*Request*. Print the entries below word for word; the pictures stay out of your copy.

==== Records to process ====

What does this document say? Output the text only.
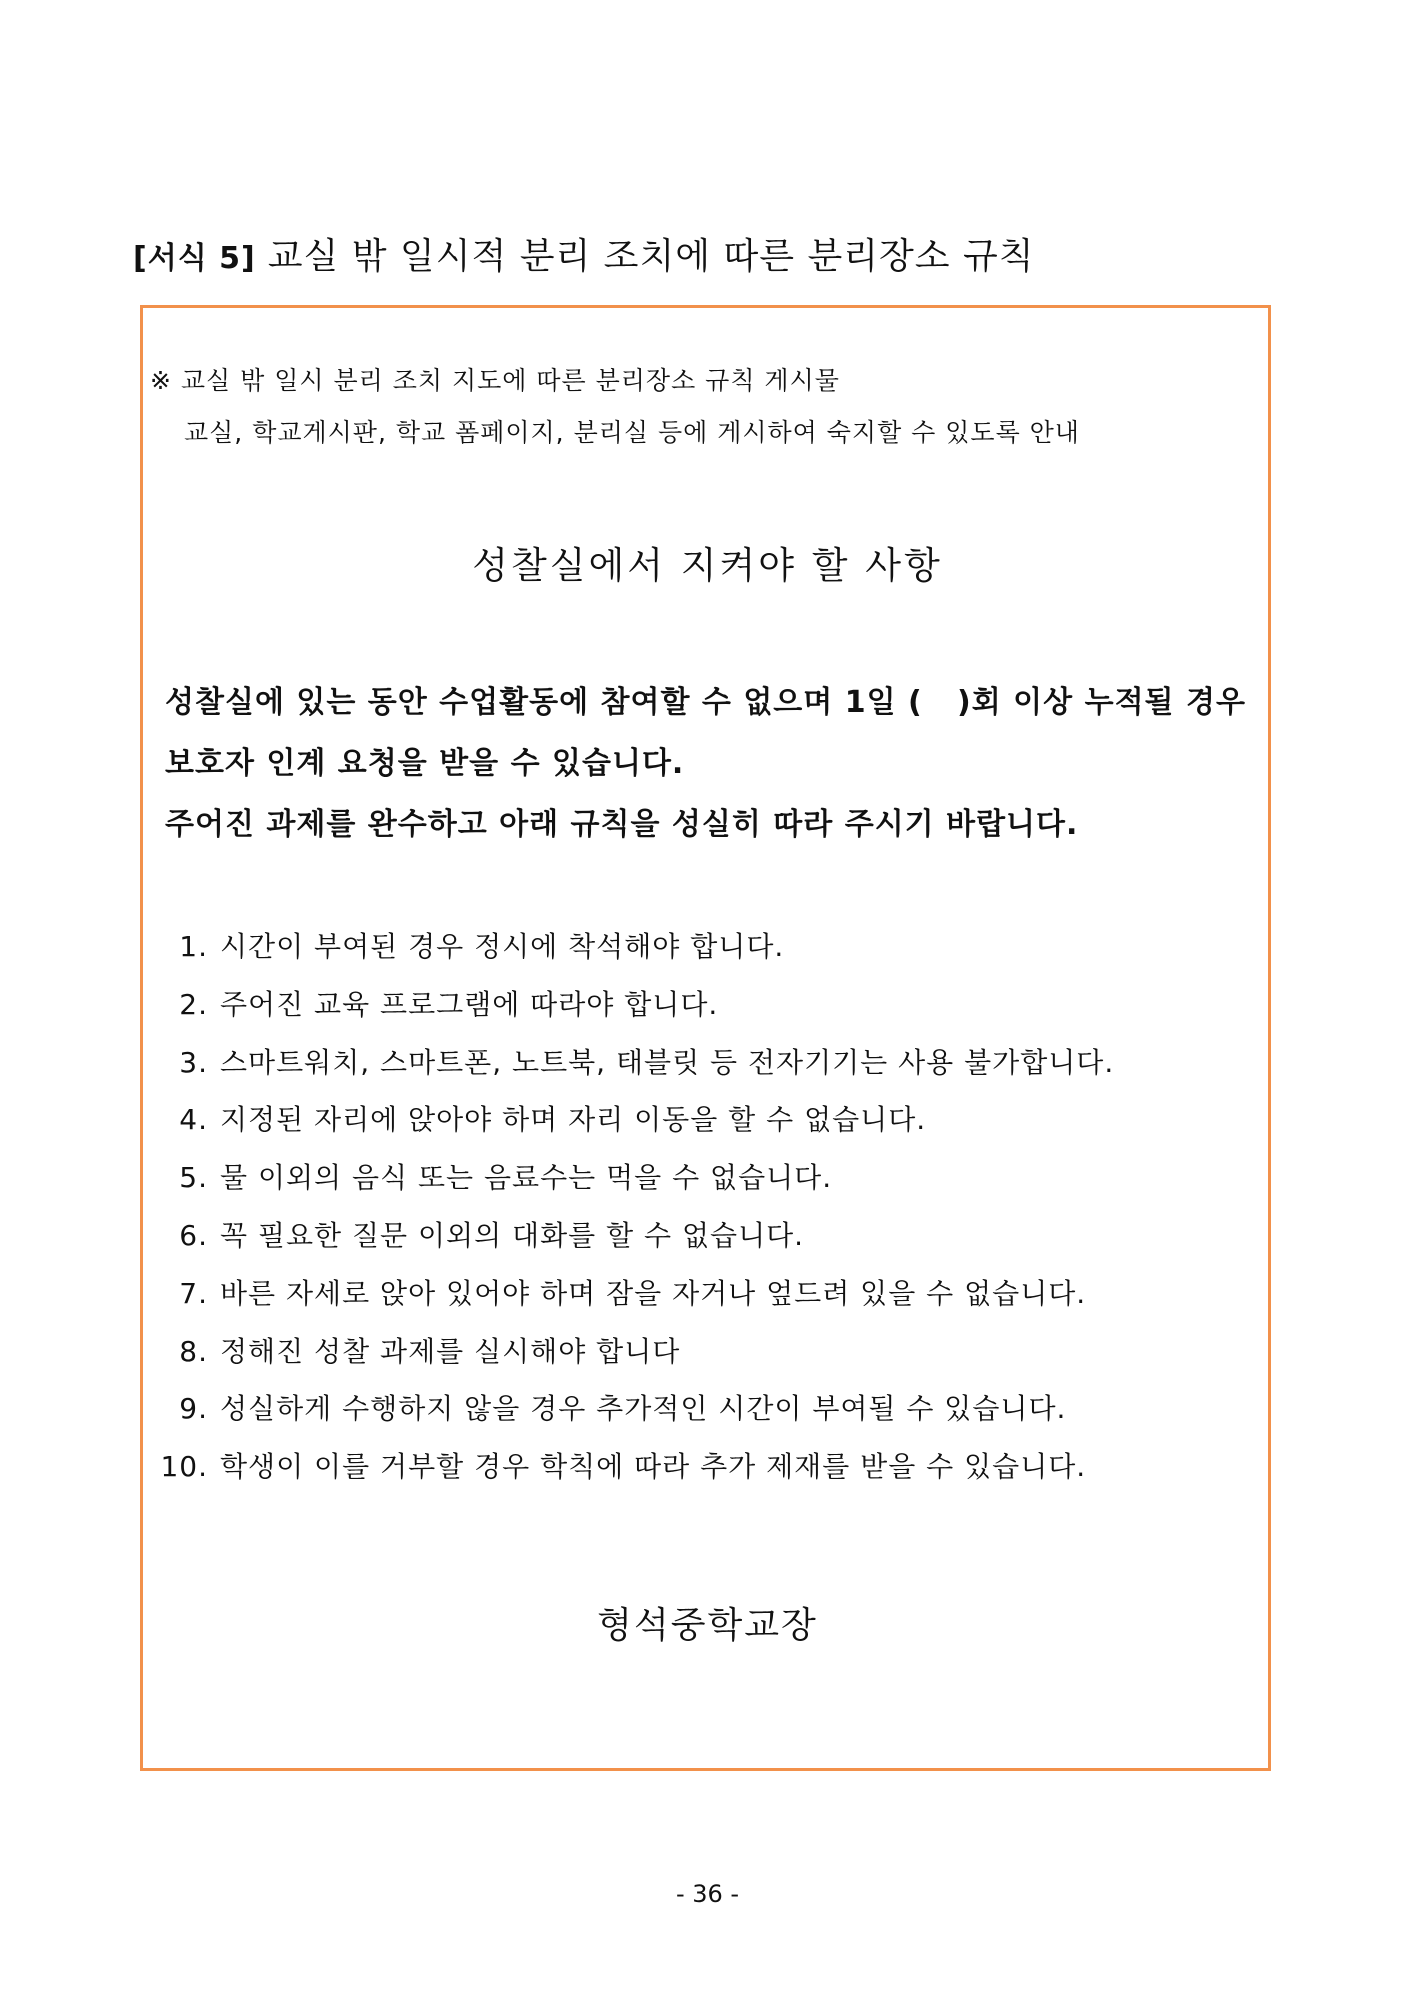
[서식 5] 교실 밖 일시적 분리 조치에 따른 분리장소 규칙
※ 교실 밖 일시 분리 조치 지도에 따른 분리장소 규칙 게시물
교실, 학교게시판, 학교 폼페이지, 분리실 등에 게시하여 숙지할 수 있도록 안내
성찰실에서 지켜야 할 사항
성찰실에 있는 동안 수업활동에 참여할 수 없으며 1일 (   )회 이상 누적될 경우
보호자 인계 요청을 받을 수 있습니다.
주어진 과제를 완수하고 아래 규칙을 성실히 따라 주시기 바랍니다.
1. 시간이 부여된 경우 정시에 착석해야 합니다.
2. 주어진 교육 프로그램에 따라야 합니다.
3. 스마트워치, 스마트폰, 노트북, 태블릿 등 전자기기는 사용 불가합니다.
4. 지정된 자리에 앉아야 하며 자리 이동을 할 수 없습니다.
5. 물 이외의 음식 또는 음료수는 먹을 수 없습니다.
6. 꼭 필요한 질문 이외의 대화를 할 수 없습니다.
7. 바른 자세로 앉아 있어야 하며 잠을 자거나 엎드려 있을 수 없습니다.
8. 정해진 성찰 과제를 실시해야 합니다
9. 성실하게 수행하지 않을 경우 추가적인 시간이 부여될 수 있습니다.
10. 학생이 이를 거부할 경우 학칙에 따라 추가 제재를 받을 수 있습니다.
형석중학교장
- 36 -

====

*Expected answer*.
What does this document say? Output the text only.
[서식 5] 교실 밖 일시적 분리 조치에 따른 분리장소 규칙
※ 교실 밖 일시 분리 조치 지도에 따른 분리장소 규칙 게시물
교실, 학교게시판, 학교 폼페이지, 분리실 등에 게시하여 숙지할 수 있도록 안내
성찰실에서 지켜야 할 사항
성찰실에 있는 동안 수업활동에 참여할 수 없으며 1일 (   )회 이상 누적될 경우
보호자 인계 요청을 받을 수 있습니다.
주어진 과제를 완수하고 아래 규칙을 성실히 따라 주시기 바랍니다.
1. 시간이 부여된 경우 정시에 착석해야 합니다.
2. 주어진 교육 프로그램에 따라야 합니다.
3. 스마트워치, 스마트폰, 노트북, 태블릿 등 전자기기는 사용 불가합니다.
4. 지정된 자리에 앉아야 하며 자리 이동을 할 수 없습니다.
5. 물 이외의 음식 또는 음료수는 먹을 수 없습니다.
6. 꼭 필요한 질문 이외의 대화를 할 수 없습니다.
7. 바른 자세로 앉아 있어야 하며 잠을 자거나 엎드려 있을 수 없습니다.
8. 정해진 성찰 과제를 실시해야 합니다
9. 성실하게 수행하지 않을 경우 추가적인 시간이 부여될 수 있습니다.
10. 학생이 이를 거부할 경우 학칙에 따라 추가 제재를 받을 수 있습니다.
형석중학교장
- 36 -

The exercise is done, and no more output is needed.